Exercise prompt ▸
Quote the listing below in full and exactly as written, but omit every picture.
◆ ◆ ◆
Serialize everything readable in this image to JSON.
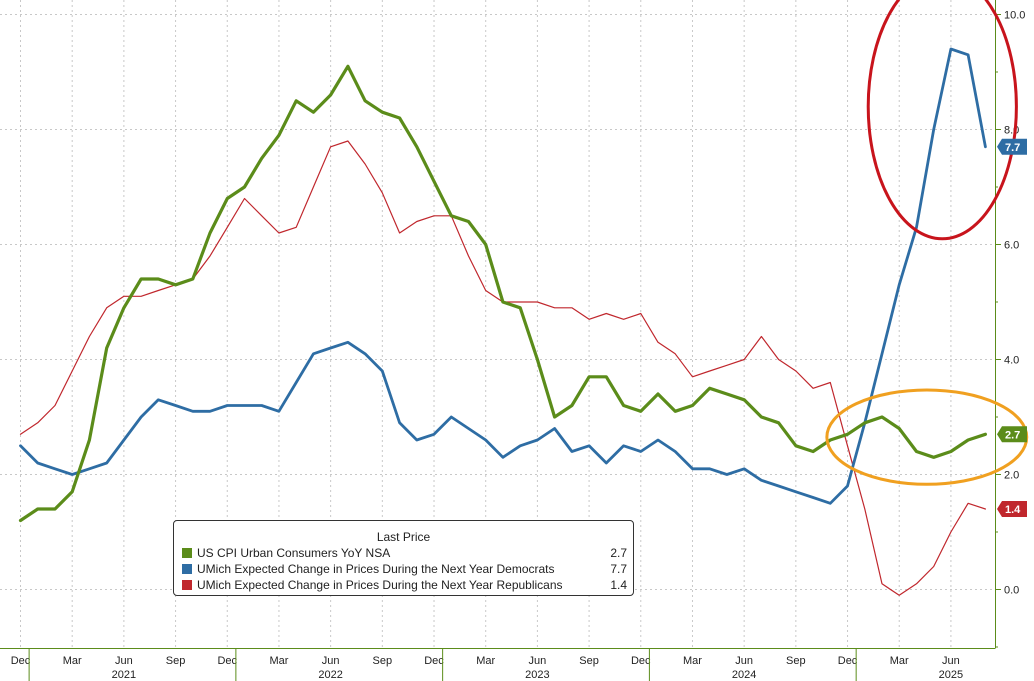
{
  "chart_data": {
    "type": "line",
    "title": "",
    "xlabel": "",
    "ylabel": "",
    "ylim": [
      -1.0,
      10.0
    ],
    "yticks": [
      0.0,
      2.0,
      4.0,
      6.0,
      8.0,
      10.0
    ],
    "ytick_labels": [
      "0.0",
      "2.0",
      "4.0",
      "6.0",
      "8.0",
      "10.0"
    ],
    "x_start": "2020-11",
    "x_end": "2025-08",
    "month_ticks": [
      {
        "label": "Dec",
        "month": 0
      },
      {
        "label": "Mar",
        "month": 3
      },
      {
        "label": "Jun",
        "month": 6
      },
      {
        "label": "Sep",
        "month": 9
      },
      {
        "label": "Dec",
        "month": 12
      },
      {
        "label": "Mar",
        "month": 15
      },
      {
        "label": "Jun",
        "month": 18
      },
      {
        "label": "Sep",
        "month": 21
      },
      {
        "label": "Dec",
        "month": 24
      },
      {
        "label": "Mar",
        "month": 27
      },
      {
        "label": "Jun",
        "month": 30
      },
      {
        "label": "Sep",
        "month": 33
      },
      {
        "label": "Dec",
        "month": 36
      },
      {
        "label": "Mar",
        "month": 39
      },
      {
        "label": "Jun",
        "month": 42
      },
      {
        "label": "Sep",
        "month": 45
      },
      {
        "label": "Dec",
        "month": 48
      },
      {
        "label": "Mar",
        "month": 51
      },
      {
        "label": "Jun",
        "month": 54
      }
    ],
    "year_labels": [
      {
        "label": "2021",
        "month": 6
      },
      {
        "label": "2022",
        "month": 18
      },
      {
        "label": "2023",
        "month": 30
      },
      {
        "label": "2024",
        "month": 42
      },
      {
        "label": "2025",
        "month": 54
      }
    ],
    "year_separators": [
      1,
      13,
      25,
      37,
      49
    ],
    "legend": {
      "title": "Last Price",
      "placement": "bottom-center"
    },
    "series": [
      {
        "name": "US CPI Urban Consumers YoY NSA",
        "last": "2.7",
        "color": "#5b8c1a",
        "width": 3.2,
        "start_month": 0,
        "values": [
          1.2,
          1.4,
          1.4,
          1.7,
          2.6,
          4.2,
          4.9,
          5.4,
          5.4,
          5.3,
          5.4,
          6.2,
          6.8,
          7.0,
          7.5,
          7.9,
          8.5,
          8.3,
          8.6,
          9.1,
          8.5,
          8.3,
          8.2,
          7.7,
          7.1,
          6.5,
          6.4,
          6.0,
          5.0,
          4.9,
          4.0,
          3.0,
          3.2,
          3.7,
          3.7,
          3.2,
          3.1,
          3.4,
          3.1,
          3.2,
          3.5,
          3.4,
          3.3,
          3.0,
          2.9,
          2.5,
          2.4,
          2.6,
          2.7,
          2.9,
          3.0,
          2.8,
          2.4,
          2.3,
          2.4,
          2.6,
          2.7
        ]
      },
      {
        "name": "UMich Expected Change in Prices During the Next Year Democrats",
        "last": "7.7",
        "color": "#2e6da4",
        "width": 2.8,
        "start_month": 0,
        "values": [
          2.5,
          2.2,
          2.1,
          2.0,
          2.1,
          2.2,
          2.6,
          3.0,
          3.3,
          3.2,
          3.1,
          3.1,
          3.2,
          3.2,
          3.2,
          3.1,
          3.6,
          4.1,
          4.2,
          4.3,
          4.1,
          3.8,
          2.9,
          2.6,
          2.7,
          3.0,
          2.8,
          2.6,
          2.3,
          2.5,
          2.6,
          2.8,
          2.4,
          2.5,
          2.2,
          2.5,
          2.4,
          2.6,
          2.4,
          2.1,
          2.1,
          2.0,
          2.1,
          1.9,
          1.8,
          1.7,
          1.6,
          1.5,
          1.8,
          2.9,
          4.1,
          5.3,
          6.3,
          8.0,
          9.4,
          9.3,
          7.7
        ]
      },
      {
        "name": "UMich Expected Change in Prices During the Next Year Republicans",
        "last": "1.4",
        "color": "#c0272d",
        "width": 1.2,
        "start_month": 0,
        "values": [
          2.7,
          2.9,
          3.2,
          3.8,
          4.4,
          4.9,
          5.1,
          5.1,
          5.2,
          5.3,
          5.4,
          5.8,
          6.3,
          6.8,
          6.5,
          6.2,
          6.3,
          7.0,
          7.7,
          7.8,
          7.4,
          6.9,
          6.2,
          6.4,
          6.5,
          6.5,
          5.8,
          5.2,
          5.0,
          5.0,
          5.0,
          4.9,
          4.9,
          4.7,
          4.8,
          4.7,
          4.8,
          4.3,
          4.1,
          3.7,
          3.8,
          3.9,
          4.0,
          4.4,
          4.0,
          3.8,
          3.5,
          3.6,
          2.5,
          1.4,
          0.1,
          -0.1,
          0.1,
          0.4,
          1.0,
          1.5,
          1.4
        ]
      }
    ],
    "annotations": [
      {
        "type": "circle",
        "color": "#c8141c",
        "around": "Democrats peak",
        "month_center": 53.5,
        "value_center": 8.4,
        "rx_months": 4.3,
        "ry_value": 2.3
      },
      {
        "type": "circle",
        "color": "#f0a020",
        "around": "CPI recent",
        "month_center": 52.6,
        "value_center": 2.65,
        "rx_months": 5.8,
        "ry_value": 0.82
      }
    ]
  }
}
◆ ◆ ◆
Answer to the exercise ▸
Serialize everything readable in this image to JSON.
{
  "chart_data": {
    "type": "line",
    "title": "",
    "xlabel": "",
    "ylabel": "",
    "ylim": [
      -1.0,
      10.0
    ],
    "yticks": [
      0.0,
      2.0,
      4.0,
      6.0,
      8.0,
      10.0
    ],
    "ytick_labels": [
      "0.0",
      "2.0",
      "4.0",
      "6.0",
      "8.0",
      "10.0"
    ],
    "x_start": "2020-11",
    "x_end": "2025-08",
    "month_ticks": [
      {
        "label": "Dec",
        "month": 0
      },
      {
        "label": "Mar",
        "month": 3
      },
      {
        "label": "Jun",
        "month": 6
      },
      {
        "label": "Sep",
        "month": 9
      },
      {
        "label": "Dec",
        "month": 12
      },
      {
        "label": "Mar",
        "month": 15
      },
      {
        "label": "Jun",
        "month": 18
      },
      {
        "label": "Sep",
        "month": 21
      },
      {
        "label": "Dec",
        "month": 24
      },
      {
        "label": "Mar",
        "month": 27
      },
      {
        "label": "Jun",
        "month": 30
      },
      {
        "label": "Sep",
        "month": 33
      },
      {
        "label": "Dec",
        "month": 36
      },
      {
        "label": "Mar",
        "month": 39
      },
      {
        "label": "Jun",
        "month": 42
      },
      {
        "label": "Sep",
        "month": 45
      },
      {
        "label": "Dec",
        "month": 48
      },
      {
        "label": "Mar",
        "month": 51
      },
      {
        "label": "Jun",
        "month": 54
      }
    ],
    "year_labels": [
      {
        "label": "2021",
        "month": 6
      },
      {
        "label": "2022",
        "month": 18
      },
      {
        "label": "2023",
        "month": 30
      },
      {
        "label": "2024",
        "month": 42
      },
      {
        "label": "2025",
        "month": 54
      }
    ],
    "year_separators": [
      1,
      13,
      25,
      37,
      49
    ],
    "legend": {
      "title": "Last Price",
      "placement": "bottom-center"
    },
    "series": [
      {
        "name": "US CPI Urban Consumers YoY NSA",
        "last": "2.7",
        "color": "#5b8c1a",
        "width": 3.2,
        "start_month": 0,
        "values": [
          1.2,
          1.4,
          1.4,
          1.7,
          2.6,
          4.2,
          4.9,
          5.4,
          5.4,
          5.3,
          5.4,
          6.2,
          6.8,
          7.0,
          7.5,
          7.9,
          8.5,
          8.3,
          8.6,
          9.1,
          8.5,
          8.3,
          8.2,
          7.7,
          7.1,
          6.5,
          6.4,
          6.0,
          5.0,
          4.9,
          4.0,
          3.0,
          3.2,
          3.7,
          3.7,
          3.2,
          3.1,
          3.4,
          3.1,
          3.2,
          3.5,
          3.4,
          3.3,
          3.0,
          2.9,
          2.5,
          2.4,
          2.6,
          2.7,
          2.9,
          3.0,
          2.8,
          2.4,
          2.3,
          2.4,
          2.6,
          2.7
        ]
      },
      {
        "name": "UMich Expected Change in Prices During the Next Year Democrats",
        "last": "7.7",
        "color": "#2e6da4",
        "width": 2.8,
        "start_month": 0,
        "values": [
          2.5,
          2.2,
          2.1,
          2.0,
          2.1,
          2.2,
          2.6,
          3.0,
          3.3,
          3.2,
          3.1,
          3.1,
          3.2,
          3.2,
          3.2,
          3.1,
          3.6,
          4.1,
          4.2,
          4.3,
          4.1,
          3.8,
          2.9,
          2.6,
          2.7,
          3.0,
          2.8,
          2.6,
          2.3,
          2.5,
          2.6,
          2.8,
          2.4,
          2.5,
          2.2,
          2.5,
          2.4,
          2.6,
          2.4,
          2.1,
          2.1,
          2.0,
          2.1,
          1.9,
          1.8,
          1.7,
          1.6,
          1.5,
          1.8,
          2.9,
          4.1,
          5.3,
          6.3,
          8.0,
          9.4,
          9.3,
          7.7
        ]
      },
      {
        "name": "UMich Expected Change in Prices During the Next Year Republicans",
        "last": "1.4",
        "color": "#c0272d",
        "width": 1.2,
        "start_month": 0,
        "values": [
          2.7,
          2.9,
          3.2,
          3.8,
          4.4,
          4.9,
          5.1,
          5.1,
          5.2,
          5.3,
          5.4,
          5.8,
          6.3,
          6.8,
          6.5,
          6.2,
          6.3,
          7.0,
          7.7,
          7.8,
          7.4,
          6.9,
          6.2,
          6.4,
          6.5,
          6.5,
          5.8,
          5.2,
          5.0,
          5.0,
          5.0,
          4.9,
          4.9,
          4.7,
          4.8,
          4.7,
          4.8,
          4.3,
          4.1,
          3.7,
          3.8,
          3.9,
          4.0,
          4.4,
          4.0,
          3.8,
          3.5,
          3.6,
          2.5,
          1.4,
          0.1,
          -0.1,
          0.1,
          0.4,
          1.0,
          1.5,
          1.4
        ]
      }
    ],
    "annotations": [
      {
        "type": "circle",
        "color": "#c8141c",
        "around": "Democrats peak",
        "month_center": 53.5,
        "value_center": 8.4,
        "rx_months": 4.3,
        "ry_value": 2.3
      },
      {
        "type": "circle",
        "color": "#f0a020",
        "around": "CPI recent",
        "month_center": 52.6,
        "value_center": 2.65,
        "rx_months": 5.8,
        "ry_value": 0.82
      }
    ]
  }
}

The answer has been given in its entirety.